▸ **Excerpted records**
—————

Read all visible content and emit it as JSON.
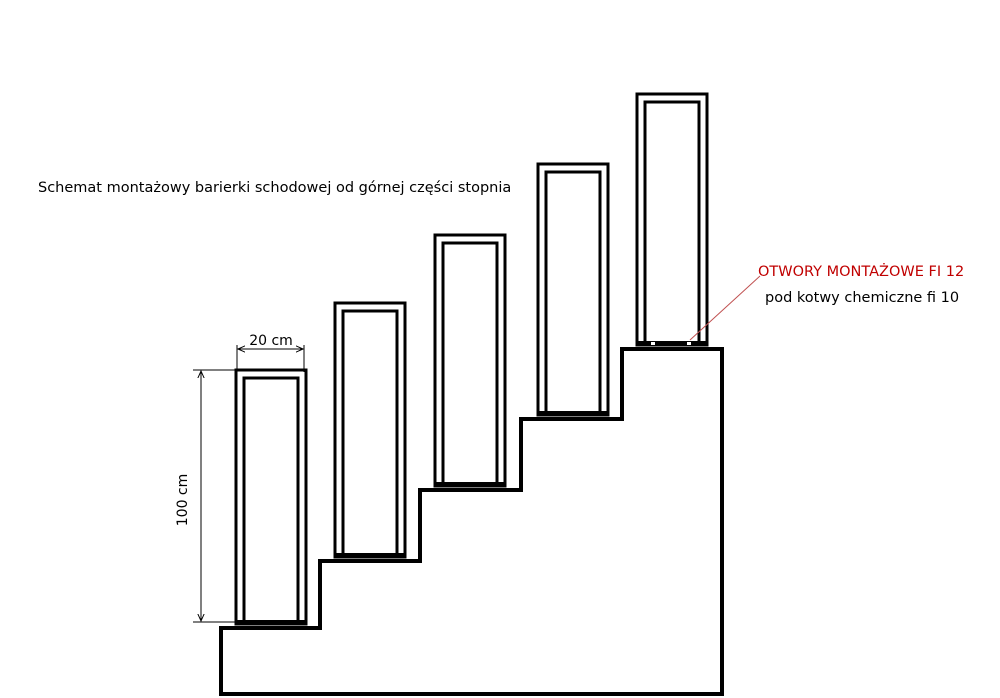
{
  "title": "Schemat montażowy barierki schodowej od górnej części stopnia",
  "dimensions": {
    "width_label": "20 cm",
    "height_label": "100 cm"
  },
  "annotation": {
    "line1": "OTWORY MONTAŻOWE FI 12",
    "line2": "pod kotwy chemiczne fi 10"
  },
  "panel_count": 5,
  "colors": {
    "stroke": "#000000",
    "annotation": "#c00000",
    "leader": "#c05050",
    "background": "#ffffff"
  }
}
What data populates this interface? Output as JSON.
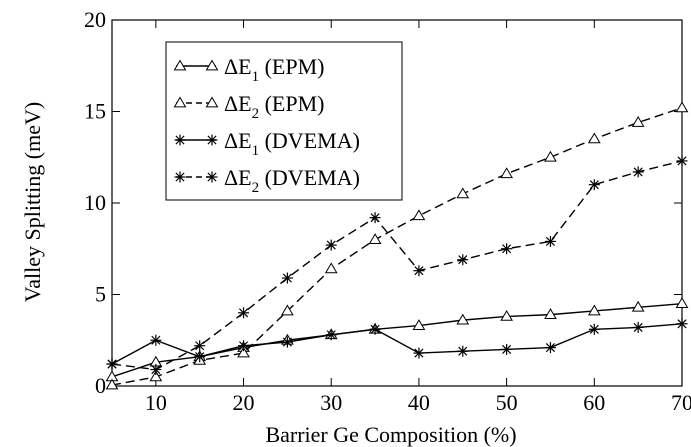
{
  "chart_data": {
    "type": "line",
    "xlabel": "Barrier Ge Composition (%)",
    "ylabel": "Valley Splitting (meV)",
    "xlim": [
      5,
      70
    ],
    "ylim": [
      0,
      20
    ],
    "xticks": [
      10,
      20,
      30,
      40,
      50,
      60,
      70
    ],
    "yticks": [
      0,
      5,
      10,
      15,
      20
    ],
    "grid": false,
    "legend_position": "top-left",
    "series": [
      {
        "name": "ΔE₁ (EPM)",
        "label_base": "ΔE",
        "label_sub": "1",
        "label_tail": " (EPM)",
        "marker": "triangle",
        "line_style": "solid",
        "x": [
          5,
          10,
          15,
          20,
          25,
          30,
          35,
          40,
          45,
          50,
          55,
          60,
          65,
          70
        ],
        "y": [
          0.5,
          1.3,
          1.6,
          2.1,
          2.5,
          2.8,
          3.1,
          3.3,
          3.6,
          3.8,
          3.9,
          4.1,
          4.3,
          4.5
        ]
      },
      {
        "name": "ΔE₂ (EPM)",
        "label_base": "ΔE",
        "label_sub": "2",
        "label_tail": " (EPM)",
        "marker": "triangle",
        "line_style": "dashed",
        "x": [
          5,
          10,
          15,
          20,
          25,
          30,
          35,
          40,
          45,
          50,
          55,
          60,
          65,
          70
        ],
        "y": [
          0.05,
          0.5,
          1.4,
          1.8,
          4.1,
          6.4,
          8.0,
          9.3,
          10.5,
          11.6,
          12.5,
          13.5,
          14.4,
          15.2
        ]
      },
      {
        "name": "ΔE₁ (DVEMA)",
        "label_base": "ΔE",
        "label_sub": "1",
        "label_tail": " (DVEMA)",
        "marker": "star",
        "line_style": "solid",
        "x": [
          5,
          10,
          15,
          20,
          25,
          30,
          35,
          40,
          45,
          50,
          55,
          60,
          65,
          70
        ],
        "y": [
          1.2,
          2.5,
          1.6,
          2.2,
          2.4,
          2.8,
          3.1,
          1.8,
          1.9,
          2.0,
          2.1,
          3.1,
          3.2,
          3.4
        ]
      },
      {
        "name": "ΔE₂ (DVEMA)",
        "label_base": "ΔE",
        "label_sub": "2",
        "label_tail": " (DVEMA)",
        "marker": "star",
        "line_style": "dashed",
        "x": [
          5,
          10,
          15,
          20,
          25,
          30,
          35,
          40,
          45,
          50,
          55,
          60,
          65,
          70
        ],
        "y": [
          1.2,
          0.9,
          2.2,
          4.0,
          5.9,
          7.7,
          9.2,
          6.3,
          6.9,
          7.5,
          7.9,
          11.0,
          11.7,
          12.3
        ]
      }
    ],
    "colors": {
      "line": "#000000",
      "background": "#ffffff"
    }
  }
}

—————

▸ **What you have to do**
Omit every picture, then reproduce the rest of the listing exactly.

▸ **Output for this exercise**
Read all visible content and emit it as JSON.
{
  "title": "Schemat montażowy barierki schodowej od górnej części stopnia",
  "dimensions": {
    "width_label": "20 cm",
    "height_label": "100 cm"
  },
  "annotation": {
    "line1": "OTWORY MONTAŻOWE FI 12",
    "line2": "pod kotwy chemiczne fi 10"
  },
  "panel_count": 5,
  "colors": {
    "stroke": "#000000",
    "annotation": "#c00000",
    "leader": "#c05050",
    "background": "#ffffff"
  }
}
What data populates this interface? Output as JSON.
{
  "chart_data": {
    "type": "line",
    "xlabel": "Barrier Ge Composition (%)",
    "ylabel": "Valley Splitting (meV)",
    "xlim": [
      5,
      70
    ],
    "ylim": [
      0,
      20
    ],
    "xticks": [
      10,
      20,
      30,
      40,
      50,
      60,
      70
    ],
    "yticks": [
      0,
      5,
      10,
      15,
      20
    ],
    "grid": false,
    "legend_position": "top-left",
    "series": [
      {
        "name": "ΔE₁ (EPM)",
        "label_base": "ΔE",
        "label_sub": "1",
        "label_tail": " (EPM)",
        "marker": "triangle",
        "line_style": "solid",
        "x": [
          5,
          10,
          15,
          20,
          25,
          30,
          35,
          40,
          45,
          50,
          55,
          60,
          65,
          70
        ],
        "y": [
          0.5,
          1.3,
          1.6,
          2.1,
          2.5,
          2.8,
          3.1,
          3.3,
          3.6,
          3.8,
          3.9,
          4.1,
          4.3,
          4.5
        ]
      },
      {
        "name": "ΔE₂ (EPM)",
        "label_base": "ΔE",
        "label_sub": "2",
        "label_tail": " (EPM)",
        "marker": "triangle",
        "line_style": "dashed",
        "x": [
          5,
          10,
          15,
          20,
          25,
          30,
          35,
          40,
          45,
          50,
          55,
          60,
          65,
          70
        ],
        "y": [
          0.05,
          0.5,
          1.4,
          1.8,
          4.1,
          6.4,
          8.0,
          9.3,
          10.5,
          11.6,
          12.5,
          13.5,
          14.4,
          15.2
        ]
      },
      {
        "name": "ΔE₁ (DVEMA)",
        "label_base": "ΔE",
        "label_sub": "1",
        "label_tail": " (DVEMA)",
        "marker": "star",
        "line_style": "solid",
        "x": [
          5,
          10,
          15,
          20,
          25,
          30,
          35,
          40,
          45,
          50,
          55,
          60,
          65,
          70
        ],
        "y": [
          1.2,
          2.5,
          1.6,
          2.2,
          2.4,
          2.8,
          3.1,
          1.8,
          1.9,
          2.0,
          2.1,
          3.1,
          3.2,
          3.4
        ]
      },
      {
        "name": "ΔE₂ (DVEMA)",
        "label_base": "ΔE",
        "label_sub": "2",
        "label_tail": " (DVEMA)",
        "marker": "star",
        "line_style": "dashed",
        "x": [
          5,
          10,
          15,
          20,
          25,
          30,
          35,
          40,
          45,
          50,
          55,
          60,
          65,
          70
        ],
        "y": [
          1.2,
          0.9,
          2.2,
          4.0,
          5.9,
          7.7,
          9.2,
          6.3,
          6.9,
          7.5,
          7.9,
          11.0,
          11.7,
          12.3
        ]
      }
    ],
    "colors": {
      "line": "#000000",
      "background": "#ffffff"
    }
  }
}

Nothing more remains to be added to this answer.